[Data entries]
## START

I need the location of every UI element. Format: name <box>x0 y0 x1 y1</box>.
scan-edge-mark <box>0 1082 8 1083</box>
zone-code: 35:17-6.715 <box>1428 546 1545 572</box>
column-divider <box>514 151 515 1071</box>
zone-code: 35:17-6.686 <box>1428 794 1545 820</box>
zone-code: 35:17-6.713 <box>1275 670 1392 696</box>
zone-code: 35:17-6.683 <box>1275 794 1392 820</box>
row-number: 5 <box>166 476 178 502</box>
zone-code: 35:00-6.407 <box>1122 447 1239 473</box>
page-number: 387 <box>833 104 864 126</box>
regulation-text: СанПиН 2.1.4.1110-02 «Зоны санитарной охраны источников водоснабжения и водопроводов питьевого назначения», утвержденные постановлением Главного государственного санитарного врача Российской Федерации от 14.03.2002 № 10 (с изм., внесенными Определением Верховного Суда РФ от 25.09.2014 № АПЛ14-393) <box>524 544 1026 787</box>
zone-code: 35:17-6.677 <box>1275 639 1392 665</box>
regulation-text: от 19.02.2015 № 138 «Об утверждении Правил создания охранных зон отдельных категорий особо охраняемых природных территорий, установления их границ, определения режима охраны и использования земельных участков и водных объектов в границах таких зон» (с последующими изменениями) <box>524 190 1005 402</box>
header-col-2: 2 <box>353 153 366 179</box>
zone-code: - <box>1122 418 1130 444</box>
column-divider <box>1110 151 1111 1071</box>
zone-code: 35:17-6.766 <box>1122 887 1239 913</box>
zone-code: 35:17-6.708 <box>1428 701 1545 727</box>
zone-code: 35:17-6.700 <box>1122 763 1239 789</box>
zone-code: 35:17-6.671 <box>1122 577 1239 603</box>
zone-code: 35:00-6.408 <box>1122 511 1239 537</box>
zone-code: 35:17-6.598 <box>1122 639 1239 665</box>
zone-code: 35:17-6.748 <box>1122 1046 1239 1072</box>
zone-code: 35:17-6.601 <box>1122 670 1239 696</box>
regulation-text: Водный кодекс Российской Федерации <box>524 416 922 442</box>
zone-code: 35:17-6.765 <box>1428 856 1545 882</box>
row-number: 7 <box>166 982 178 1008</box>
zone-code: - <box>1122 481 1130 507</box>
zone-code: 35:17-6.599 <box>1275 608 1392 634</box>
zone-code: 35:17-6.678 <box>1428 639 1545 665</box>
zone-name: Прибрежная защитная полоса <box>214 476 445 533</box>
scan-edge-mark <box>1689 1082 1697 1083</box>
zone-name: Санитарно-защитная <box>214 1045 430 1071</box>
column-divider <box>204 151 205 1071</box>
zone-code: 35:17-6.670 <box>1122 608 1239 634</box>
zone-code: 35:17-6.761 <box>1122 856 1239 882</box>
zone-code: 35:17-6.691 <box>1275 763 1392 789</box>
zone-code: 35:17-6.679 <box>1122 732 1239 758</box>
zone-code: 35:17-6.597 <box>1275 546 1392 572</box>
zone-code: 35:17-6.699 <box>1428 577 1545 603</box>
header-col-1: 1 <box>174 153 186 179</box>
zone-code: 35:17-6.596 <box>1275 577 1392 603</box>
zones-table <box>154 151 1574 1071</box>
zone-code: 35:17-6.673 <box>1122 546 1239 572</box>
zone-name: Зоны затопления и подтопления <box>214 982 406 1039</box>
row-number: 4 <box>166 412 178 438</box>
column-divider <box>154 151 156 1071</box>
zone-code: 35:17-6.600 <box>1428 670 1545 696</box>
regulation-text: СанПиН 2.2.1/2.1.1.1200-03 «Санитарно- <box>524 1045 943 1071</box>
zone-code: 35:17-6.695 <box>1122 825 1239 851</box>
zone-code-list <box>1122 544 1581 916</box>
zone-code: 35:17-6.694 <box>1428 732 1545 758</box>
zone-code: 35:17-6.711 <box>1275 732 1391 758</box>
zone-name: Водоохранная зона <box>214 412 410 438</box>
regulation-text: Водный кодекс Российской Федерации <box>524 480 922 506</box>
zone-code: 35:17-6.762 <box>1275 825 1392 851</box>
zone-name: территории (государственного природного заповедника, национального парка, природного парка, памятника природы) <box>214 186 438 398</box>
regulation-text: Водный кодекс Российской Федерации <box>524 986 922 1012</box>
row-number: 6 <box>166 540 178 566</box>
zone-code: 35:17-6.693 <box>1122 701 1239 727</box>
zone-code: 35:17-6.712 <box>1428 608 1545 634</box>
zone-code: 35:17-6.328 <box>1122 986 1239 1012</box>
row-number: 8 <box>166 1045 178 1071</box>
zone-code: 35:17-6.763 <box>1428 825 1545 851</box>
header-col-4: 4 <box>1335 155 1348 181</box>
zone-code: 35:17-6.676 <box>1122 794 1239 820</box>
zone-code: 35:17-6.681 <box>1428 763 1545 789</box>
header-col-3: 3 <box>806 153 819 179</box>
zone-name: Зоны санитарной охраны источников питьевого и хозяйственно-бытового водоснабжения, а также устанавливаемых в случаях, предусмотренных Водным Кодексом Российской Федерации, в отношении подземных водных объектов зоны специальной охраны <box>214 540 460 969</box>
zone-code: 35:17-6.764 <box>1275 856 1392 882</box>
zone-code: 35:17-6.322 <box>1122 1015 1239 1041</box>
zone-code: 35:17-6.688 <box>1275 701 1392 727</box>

## END

Please copy out every row above, keeping each one unchanged.

Exercise response:
I need the location of every UI element. Format: name <box>x0 y0 x1 y1</box>.
scan-edge-mark <box>0 1082 8 1083</box>
zone-code: 35:17-6.715 <box>1428 546 1545 572</box>
column-divider <box>514 151 515 1071</box>
zone-code: 35:17-6.686 <box>1428 794 1545 820</box>
zone-code: 35:17-6.713 <box>1275 670 1392 696</box>
zone-code: 35:17-6.683 <box>1275 794 1392 820</box>
row-number: 5 <box>166 476 178 502</box>
zone-code: 35:00-6.407 <box>1122 447 1239 473</box>
page-number: 387 <box>833 104 864 126</box>
regulation-text: СанПиН 2.1.4.1110-02 «Зоны санитарной охраны источников водоснабжения и водопроводов питьевого назначения», утвержденные постановлением Главного государственного санитарного врача Российской Федерации от 14.03.2002 № 10 (с изм., внесенными Определением Верховного Суда РФ от 25.09.2014 № АПЛ14-393) <box>524 544 1026 787</box>
zone-code: 35:17-6.677 <box>1275 639 1392 665</box>
regulation-text: от 19.02.2015 № 138 «Об утверждении Правил создания охранных зон отдельных категорий особо охраняемых природных территорий, установления их границ, определения режима охраны и использования земельных участков и водных объектов в границах таких зон» (с последующими изменениями) <box>524 190 1005 402</box>
header-col-2: 2 <box>353 153 366 179</box>
zone-code: - <box>1122 418 1130 444</box>
column-divider <box>1110 151 1111 1071</box>
zone-code: 35:17-6.766 <box>1122 887 1239 913</box>
zone-code: 35:17-6.708 <box>1428 701 1545 727</box>
zone-code: 35:17-6.700 <box>1122 763 1239 789</box>
zone-code: 35:17-6.671 <box>1122 577 1239 603</box>
zone-code: 35:00-6.408 <box>1122 511 1239 537</box>
zone-code: 35:17-6.598 <box>1122 639 1239 665</box>
zone-code: 35:17-6.748 <box>1122 1046 1239 1072</box>
zone-code: 35:17-6.601 <box>1122 670 1239 696</box>
regulation-text: Водный кодекс Российской Федерации <box>524 416 922 442</box>
zone-code: 35:17-6.765 <box>1428 856 1545 882</box>
row-number: 7 <box>166 982 178 1008</box>
zone-code: - <box>1122 481 1130 507</box>
zone-code: 35:17-6.599 <box>1275 608 1392 634</box>
zone-code: 35:17-6.678 <box>1428 639 1545 665</box>
zone-name: Прибрежная защитная полоса <box>214 476 445 533</box>
scan-edge-mark <box>1689 1082 1697 1083</box>
zone-name: Санитарно-защитная <box>214 1045 430 1071</box>
column-divider <box>204 151 205 1071</box>
zone-code: 35:17-6.670 <box>1122 608 1239 634</box>
zone-code: 35:17-6.761 <box>1122 856 1239 882</box>
zone-code: 35:17-6.691 <box>1275 763 1392 789</box>
zone-code: 35:17-6.679 <box>1122 732 1239 758</box>
zone-code: 35:17-6.597 <box>1275 546 1392 572</box>
zone-code: 35:17-6.699 <box>1428 577 1545 603</box>
header-col-1: 1 <box>174 153 186 179</box>
zone-code: 35:17-6.596 <box>1275 577 1392 603</box>
zones-table <box>154 151 1574 1071</box>
zone-code: 35:17-6.673 <box>1122 546 1239 572</box>
zone-name: Зоны затопления и подтопления <box>214 982 406 1039</box>
row-number: 4 <box>166 412 178 438</box>
column-divider <box>154 151 156 1071</box>
zone-code: 35:17-6.600 <box>1428 670 1545 696</box>
regulation-text: СанПиН 2.2.1/2.1.1.1200-03 «Санитарно- <box>524 1045 943 1071</box>
zone-code: 35:17-6.695 <box>1122 825 1239 851</box>
zone-code-list <box>1122 544 1581 916</box>
zone-code: 35:17-6.694 <box>1428 732 1545 758</box>
zone-code: 35:17-6.711 <box>1275 732 1391 758</box>
zone-name: Водоохранная зона <box>214 412 410 438</box>
regulation-text: Водный кодекс Российской Федерации <box>524 480 922 506</box>
zone-code: 35:17-6.762 <box>1275 825 1392 851</box>
zone-name: территории (государственного природного заповедника, национального парка, природного парка, памятника природы) <box>214 186 438 398</box>
regulation-text: Водный кодекс Российской Федерации <box>524 986 922 1012</box>
row-number: 6 <box>166 540 178 566</box>
zone-code: 35:17-6.693 <box>1122 701 1239 727</box>
zone-code: 35:17-6.712 <box>1428 608 1545 634</box>
zone-code: 35:17-6.328 <box>1122 986 1239 1012</box>
row-number: 8 <box>166 1045 178 1071</box>
zone-code: 35:17-6.763 <box>1428 825 1545 851</box>
header-col-4: 4 <box>1335 155 1348 181</box>
zone-code: 35:17-6.676 <box>1122 794 1239 820</box>
zone-code: 35:17-6.681 <box>1428 763 1545 789</box>
header-col-3: 3 <box>806 153 819 179</box>
zone-name: Зоны санитарной охраны источников питьевого и хозяйственно-бытового водоснабжения, а также устанавливаемых в случаях, предусмотренных Водным Кодексом Российской Федерации, в отношении подземных водных объектов зоны специальной охраны <box>214 540 460 969</box>
zone-code: 35:17-6.764 <box>1275 856 1392 882</box>
zone-code: 35:17-6.322 <box>1122 1015 1239 1041</box>
zone-code: 35:17-6.688 <box>1275 701 1392 727</box>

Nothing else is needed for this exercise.